» EXERCISE GOAL
Extend the announcement about the Bulosan Center for Filipino Studies, starting right after its last sentence.

** Start DOCUMENT **

The film will be screened at 6 p.m. in Room 1000 at the UC Davis Betty Irene Moore School of Nursing. The school is at 4610 X Street in Sacramento.
The Bulosan Center for Filipino Studies is named after Carlos Bulosan, a migrant worker, labor activist and writer who chronicled the struggles of low-income Filipino workers in the 1930s through the 1940s in his book “America is in the Heart.” The first Filipino studies center with links to the Universities of California, the center aims to carry on Bulosan’s legacy by supporting education, research and advocacy of the Filipino community and diaspora in the U.S.
The Center received a $1 million funding last October to expand research on the Filipino community, one of the largest and fastest-growing Asian American groups in the U.S.
Dr. Robyn Rodriguez, founding director of the center and chair of UC Davis’ Asian American studies, said a celebration of the milestone has been long overdue.

** End DOCUMENT **
** Start SUPPLIED MATERIAL **

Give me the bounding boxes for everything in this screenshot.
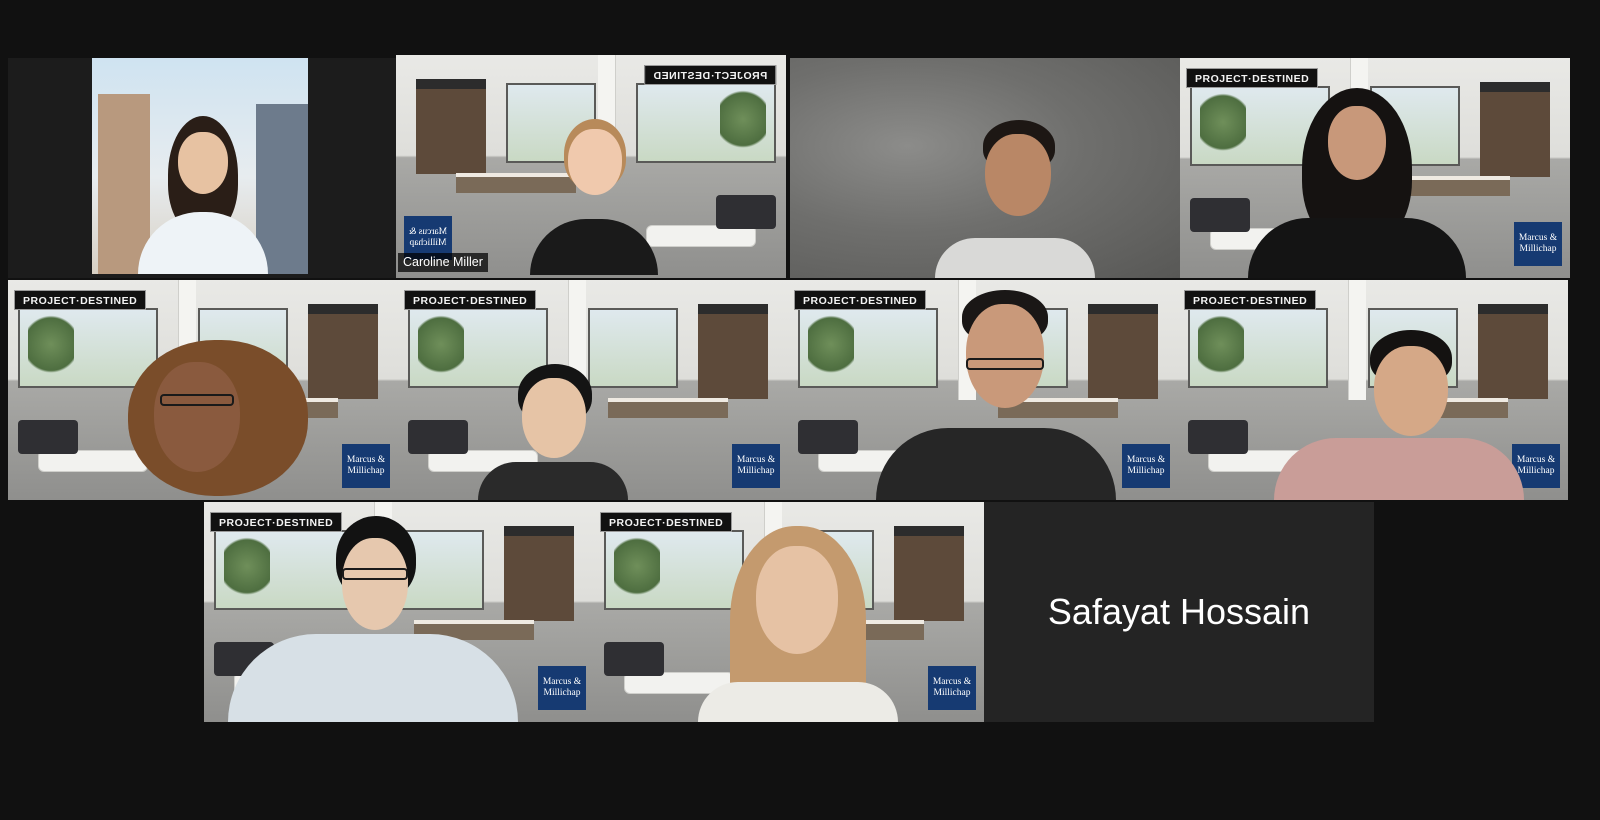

** End SUPPLIED MATERIAL **

» RESPONSE BELOW
One of the projects currently at the Center is the “Filipinx count,” a survey about Filipino and Filipino American health and well-being, covering topics such as migration, political involvement and education.
“Separate and along census outreach efforts, we realize it can only scratch the surface in understanding the complex issues faced by the Filipino community,” Rodriguez said, noting the last major data collection on the Filipino population in California was in the 1990s.
Researchers at the center are also investigating the labor trafficking of Filipino teachers into California schools, Rodriguez said, where workers signed fraudulent contracts with labor recruiters in the Philippines and later found their actual salary in the U.S. not as promised.